Produce an exact copy of the lines from the line that contains "Decode this image" to the end of the listing below.

* Begin EXERCISE INPUT *

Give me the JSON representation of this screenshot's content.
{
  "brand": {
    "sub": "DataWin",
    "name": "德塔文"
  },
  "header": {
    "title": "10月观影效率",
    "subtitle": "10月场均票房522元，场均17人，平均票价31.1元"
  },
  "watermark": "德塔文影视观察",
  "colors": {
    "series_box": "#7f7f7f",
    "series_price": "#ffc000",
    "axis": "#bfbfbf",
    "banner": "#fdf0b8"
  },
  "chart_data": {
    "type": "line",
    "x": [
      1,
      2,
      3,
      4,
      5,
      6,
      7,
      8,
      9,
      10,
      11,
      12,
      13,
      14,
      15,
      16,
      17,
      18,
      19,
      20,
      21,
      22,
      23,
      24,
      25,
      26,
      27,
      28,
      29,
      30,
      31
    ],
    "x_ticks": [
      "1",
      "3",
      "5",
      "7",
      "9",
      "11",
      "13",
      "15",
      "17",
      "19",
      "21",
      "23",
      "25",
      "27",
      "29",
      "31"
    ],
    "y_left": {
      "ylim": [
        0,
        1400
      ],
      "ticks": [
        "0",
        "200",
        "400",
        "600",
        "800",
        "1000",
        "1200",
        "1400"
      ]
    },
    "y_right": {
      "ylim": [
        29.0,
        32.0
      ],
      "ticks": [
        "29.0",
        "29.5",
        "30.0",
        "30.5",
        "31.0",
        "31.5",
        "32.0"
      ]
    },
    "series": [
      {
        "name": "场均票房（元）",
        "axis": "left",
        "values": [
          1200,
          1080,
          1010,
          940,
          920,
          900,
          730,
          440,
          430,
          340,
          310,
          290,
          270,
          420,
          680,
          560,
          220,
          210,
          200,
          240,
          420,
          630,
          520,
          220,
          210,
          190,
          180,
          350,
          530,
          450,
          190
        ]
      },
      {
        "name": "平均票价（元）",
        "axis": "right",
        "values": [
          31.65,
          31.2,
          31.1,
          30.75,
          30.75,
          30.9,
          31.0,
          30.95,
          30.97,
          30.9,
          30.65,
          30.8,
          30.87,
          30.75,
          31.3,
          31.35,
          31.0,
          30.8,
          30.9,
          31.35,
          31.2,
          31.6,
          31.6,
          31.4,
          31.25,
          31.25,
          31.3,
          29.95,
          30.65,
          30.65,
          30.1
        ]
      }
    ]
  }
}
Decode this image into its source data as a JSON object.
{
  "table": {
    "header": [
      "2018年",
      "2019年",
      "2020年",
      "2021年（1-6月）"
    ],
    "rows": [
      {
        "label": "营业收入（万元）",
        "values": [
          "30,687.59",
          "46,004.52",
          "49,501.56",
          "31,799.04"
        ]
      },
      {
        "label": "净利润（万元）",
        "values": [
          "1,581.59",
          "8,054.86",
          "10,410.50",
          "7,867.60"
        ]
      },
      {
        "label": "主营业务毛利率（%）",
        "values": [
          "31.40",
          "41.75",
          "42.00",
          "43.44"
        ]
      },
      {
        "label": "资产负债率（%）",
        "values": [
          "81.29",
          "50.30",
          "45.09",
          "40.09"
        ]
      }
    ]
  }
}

* End EXERCISE INPUT *

ANSWER →
Decode this image into its source data as a JSON object.
{
  "table": {
    "header": [
      "2018年",
      "2019年",
      "2020年",
      "2021年（1-6月）"
    ],
    "rows": [
      {
        "label": "营业收入（万元）",
        "values": [
          "30,687.59",
          "46,004.52",
          "49,501.56",
          "31,799.04"
        ]
      },
      {
        "label": "净利润（万元）",
        "values": [
          "1,581.59",
          "8,054.86",
          "10,410.50",
          "7,867.60"
        ]
      },
      {
        "label": "主营业务毛利率（%）",
        "values": [
          "31.40",
          "41.75",
          "42.00",
          "43.44"
        ]
      },
      {
        "label": "资产负债率（%）",
        "values": [
          "81.29",
          "50.30",
          "45.09",
          "40.09"
        ]
      }
    ]
  }
}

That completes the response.